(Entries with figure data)

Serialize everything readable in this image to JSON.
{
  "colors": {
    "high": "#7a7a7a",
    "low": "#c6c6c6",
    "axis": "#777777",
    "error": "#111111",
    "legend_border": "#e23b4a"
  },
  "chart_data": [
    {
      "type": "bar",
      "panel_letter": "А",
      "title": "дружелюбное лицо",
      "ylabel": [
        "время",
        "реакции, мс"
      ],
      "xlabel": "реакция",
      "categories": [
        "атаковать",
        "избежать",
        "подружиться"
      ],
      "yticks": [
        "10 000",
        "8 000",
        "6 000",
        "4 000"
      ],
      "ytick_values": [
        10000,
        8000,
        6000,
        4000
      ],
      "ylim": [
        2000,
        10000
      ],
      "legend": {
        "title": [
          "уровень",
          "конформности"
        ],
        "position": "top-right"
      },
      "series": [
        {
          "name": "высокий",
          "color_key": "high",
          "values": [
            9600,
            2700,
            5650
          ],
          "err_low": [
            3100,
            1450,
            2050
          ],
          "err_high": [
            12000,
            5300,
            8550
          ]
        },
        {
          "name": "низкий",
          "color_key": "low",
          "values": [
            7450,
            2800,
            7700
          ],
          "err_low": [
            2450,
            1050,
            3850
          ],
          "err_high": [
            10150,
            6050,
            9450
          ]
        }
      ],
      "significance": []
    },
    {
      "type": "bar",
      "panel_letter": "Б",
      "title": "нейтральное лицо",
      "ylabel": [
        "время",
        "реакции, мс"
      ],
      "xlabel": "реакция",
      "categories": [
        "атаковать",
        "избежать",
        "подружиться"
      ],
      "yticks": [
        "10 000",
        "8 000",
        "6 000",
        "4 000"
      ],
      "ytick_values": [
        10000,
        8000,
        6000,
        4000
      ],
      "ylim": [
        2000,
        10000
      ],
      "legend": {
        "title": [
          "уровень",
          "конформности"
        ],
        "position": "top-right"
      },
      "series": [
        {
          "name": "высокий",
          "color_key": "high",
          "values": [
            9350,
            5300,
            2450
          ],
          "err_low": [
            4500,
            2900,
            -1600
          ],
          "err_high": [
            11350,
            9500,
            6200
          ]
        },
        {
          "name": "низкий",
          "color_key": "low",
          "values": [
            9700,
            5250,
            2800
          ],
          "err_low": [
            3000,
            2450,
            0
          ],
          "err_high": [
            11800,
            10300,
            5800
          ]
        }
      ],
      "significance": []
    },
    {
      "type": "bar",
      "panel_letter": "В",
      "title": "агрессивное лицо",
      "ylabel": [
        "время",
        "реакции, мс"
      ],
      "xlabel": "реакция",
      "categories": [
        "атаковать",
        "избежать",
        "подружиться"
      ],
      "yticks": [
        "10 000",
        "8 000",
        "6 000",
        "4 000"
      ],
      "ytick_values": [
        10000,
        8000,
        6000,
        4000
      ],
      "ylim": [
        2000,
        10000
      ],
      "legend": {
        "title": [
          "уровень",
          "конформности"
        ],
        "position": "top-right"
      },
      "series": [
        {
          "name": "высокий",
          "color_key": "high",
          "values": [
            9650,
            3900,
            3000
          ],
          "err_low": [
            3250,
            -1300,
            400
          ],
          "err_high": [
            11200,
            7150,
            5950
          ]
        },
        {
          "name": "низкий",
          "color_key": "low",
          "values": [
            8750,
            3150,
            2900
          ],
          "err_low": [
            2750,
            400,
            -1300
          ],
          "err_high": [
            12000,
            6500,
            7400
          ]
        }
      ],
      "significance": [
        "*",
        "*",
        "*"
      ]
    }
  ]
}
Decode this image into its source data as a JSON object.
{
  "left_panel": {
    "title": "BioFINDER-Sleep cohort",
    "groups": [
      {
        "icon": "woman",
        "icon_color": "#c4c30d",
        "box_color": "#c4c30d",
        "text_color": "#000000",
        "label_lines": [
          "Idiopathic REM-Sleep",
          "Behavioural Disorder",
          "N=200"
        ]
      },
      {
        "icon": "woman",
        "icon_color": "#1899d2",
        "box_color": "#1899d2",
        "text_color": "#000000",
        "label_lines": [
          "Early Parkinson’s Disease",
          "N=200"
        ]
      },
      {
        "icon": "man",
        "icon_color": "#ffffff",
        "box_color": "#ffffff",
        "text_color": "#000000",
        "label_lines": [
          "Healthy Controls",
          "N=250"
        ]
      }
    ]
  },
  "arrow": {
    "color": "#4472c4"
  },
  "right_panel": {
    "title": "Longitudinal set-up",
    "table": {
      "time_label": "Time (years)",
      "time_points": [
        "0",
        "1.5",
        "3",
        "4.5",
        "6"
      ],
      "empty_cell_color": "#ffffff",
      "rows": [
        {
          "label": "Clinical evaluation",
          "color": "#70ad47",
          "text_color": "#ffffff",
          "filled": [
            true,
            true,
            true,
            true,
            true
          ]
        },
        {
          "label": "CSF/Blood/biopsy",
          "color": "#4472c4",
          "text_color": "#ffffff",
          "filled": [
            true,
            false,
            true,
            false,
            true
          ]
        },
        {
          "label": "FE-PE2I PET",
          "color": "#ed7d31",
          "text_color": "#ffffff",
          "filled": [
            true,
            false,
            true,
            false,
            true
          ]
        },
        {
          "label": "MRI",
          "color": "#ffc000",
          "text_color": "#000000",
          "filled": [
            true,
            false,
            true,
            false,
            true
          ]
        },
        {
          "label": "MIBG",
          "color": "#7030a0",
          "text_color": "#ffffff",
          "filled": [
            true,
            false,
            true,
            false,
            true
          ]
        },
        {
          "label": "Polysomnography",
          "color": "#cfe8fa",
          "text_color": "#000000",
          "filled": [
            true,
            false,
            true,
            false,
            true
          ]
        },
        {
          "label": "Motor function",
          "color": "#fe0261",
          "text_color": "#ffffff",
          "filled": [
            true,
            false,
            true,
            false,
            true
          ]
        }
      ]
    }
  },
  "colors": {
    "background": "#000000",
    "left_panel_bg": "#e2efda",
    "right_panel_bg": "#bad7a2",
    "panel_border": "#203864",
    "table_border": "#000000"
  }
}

▶ [Objective]: Reproduce each entry exactly, leaving out nothing.

▶ [Reply]:
Serialize everything readable in this image to JSON.
{
  "colors": {
    "high": "#7a7a7a",
    "low": "#c6c6c6",
    "axis": "#777777",
    "error": "#111111",
    "legend_border": "#e23b4a"
  },
  "chart_data": [
    {
      "type": "bar",
      "panel_letter": "А",
      "title": "дружелюбное лицо",
      "ylabel": [
        "время",
        "реакции, мс"
      ],
      "xlabel": "реакция",
      "categories": [
        "атаковать",
        "избежать",
        "подружиться"
      ],
      "yticks": [
        "10 000",
        "8 000",
        "6 000",
        "4 000"
      ],
      "ytick_values": [
        10000,
        8000,
        6000,
        4000
      ],
      "ylim": [
        2000,
        10000
      ],
      "legend": {
        "title": [
          "уровень",
          "конформности"
        ],
        "position": "top-right"
      },
      "series": [
        {
          "name": "высокий",
          "color_key": "high",
          "values": [
            9600,
            2700,
            5650
          ],
          "err_low": [
            3100,
            1450,
            2050
          ],
          "err_high": [
            12000,
            5300,
            8550
          ]
        },
        {
          "name": "низкий",
          "color_key": "low",
          "values": [
            7450,
            2800,
            7700
          ],
          "err_low": [
            2450,
            1050,
            3850
          ],
          "err_high": [
            10150,
            6050,
            9450
          ]
        }
      ],
      "significance": []
    },
    {
      "type": "bar",
      "panel_letter": "Б",
      "title": "нейтральное лицо",
      "ylabel": [
        "время",
        "реакции, мс"
      ],
      "xlabel": "реакция",
      "categories": [
        "атаковать",
        "избежать",
        "подружиться"
      ],
      "yticks": [
        "10 000",
        "8 000",
        "6 000",
        "4 000"
      ],
      "ytick_values": [
        10000,
        8000,
        6000,
        4000
      ],
      "ylim": [
        2000,
        10000
      ],
      "legend": {
        "title": [
          "уровень",
          "конформности"
        ],
        "position": "top-right"
      },
      "series": [
        {
          "name": "высокий",
          "color_key": "high",
          "values": [
            9350,
            5300,
            2450
          ],
          "err_low": [
            4500,
            2900,
            -1600
          ],
          "err_high": [
            11350,
            9500,
            6200
          ]
        },
        {
          "name": "низкий",
          "color_key": "low",
          "values": [
            9700,
            5250,
            2800
          ],
          "err_low": [
            3000,
            2450,
            0
          ],
          "err_high": [
            11800,
            10300,
            5800
          ]
        }
      ],
      "significance": []
    },
    {
      "type": "bar",
      "panel_letter": "В",
      "title": "агрессивное лицо",
      "ylabel": [
        "время",
        "реакции, мс"
      ],
      "xlabel": "реакция",
      "categories": [
        "атаковать",
        "избежать",
        "подружиться"
      ],
      "yticks": [
        "10 000",
        "8 000",
        "6 000",
        "4 000"
      ],
      "ytick_values": [
        10000,
        8000,
        6000,
        4000
      ],
      "ylim": [
        2000,
        10000
      ],
      "legend": {
        "title": [
          "уровень",
          "конформности"
        ],
        "position": "top-right"
      },
      "series": [
        {
          "name": "высокий",
          "color_key": "high",
          "values": [
            9650,
            3900,
            3000
          ],
          "err_low": [
            3250,
            -1300,
            400
          ],
          "err_high": [
            11200,
            7150,
            5950
          ]
        },
        {
          "name": "низкий",
          "color_key": "low",
          "values": [
            8750,
            3150,
            2900
          ],
          "err_low": [
            2750,
            400,
            -1300
          ],
          "err_high": [
            12000,
            6500,
            7400
          ]
        }
      ],
      "significance": [
        "*",
        "*",
        "*"
      ]
    }
  ]
}
Decode this image into its source data as a JSON object.
{
  "left_panel": {
    "title": "BioFINDER-Sleep cohort",
    "groups": [
      {
        "icon": "woman",
        "icon_color": "#c4c30d",
        "box_color": "#c4c30d",
        "text_color": "#000000",
        "label_lines": [
          "Idiopathic REM-Sleep",
          "Behavioural Disorder",
          "N=200"
        ]
      },
      {
        "icon": "woman",
        "icon_color": "#1899d2",
        "box_color": "#1899d2",
        "text_color": "#000000",
        "label_lines": [
          "Early Parkinson’s Disease",
          "N=200"
        ]
      },
      {
        "icon": "man",
        "icon_color": "#ffffff",
        "box_color": "#ffffff",
        "text_color": "#000000",
        "label_lines": [
          "Healthy Controls",
          "N=250"
        ]
      }
    ]
  },
  "arrow": {
    "color": "#4472c4"
  },
  "right_panel": {
    "title": "Longitudinal set-up",
    "table": {
      "time_label": "Time (years)",
      "time_points": [
        "0",
        "1.5",
        "3",
        "4.5",
        "6"
      ],
      "empty_cell_color": "#ffffff",
      "rows": [
        {
          "label": "Clinical evaluation",
          "color": "#70ad47",
          "text_color": "#ffffff",
          "filled": [
            true,
            true,
            true,
            true,
            true
          ]
        },
        {
          "label": "CSF/Blood/biopsy",
          "color": "#4472c4",
          "text_color": "#ffffff",
          "filled": [
            true,
            false,
            true,
            false,
            true
          ]
        },
        {
          "label": "FE-PE2I PET",
          "color": "#ed7d31",
          "text_color": "#ffffff",
          "filled": [
            true,
            false,
            true,
            false,
            true
          ]
        },
        {
          "label": "MRI",
          "color": "#ffc000",
          "text_color": "#000000",
          "filled": [
            true,
            false,
            true,
            false,
            true
          ]
        },
        {
          "label": "MIBG",
          "color": "#7030a0",
          "text_color": "#ffffff",
          "filled": [
            true,
            false,
            true,
            false,
            true
          ]
        },
        {
          "label": "Polysomnography",
          "color": "#cfe8fa",
          "text_color": "#000000",
          "filled": [
            true,
            false,
            true,
            false,
            true
          ]
        },
        {
          "label": "Motor function",
          "color": "#fe0261",
          "text_color": "#ffffff",
          "filled": [
            true,
            false,
            true,
            false,
            true
          ]
        }
      ]
    }
  },
  "colors": {
    "background": "#000000",
    "left_panel_bg": "#e2efda",
    "right_panel_bg": "#bad7a2",
    "panel_border": "#203864",
    "table_border": "#000000"
  }
}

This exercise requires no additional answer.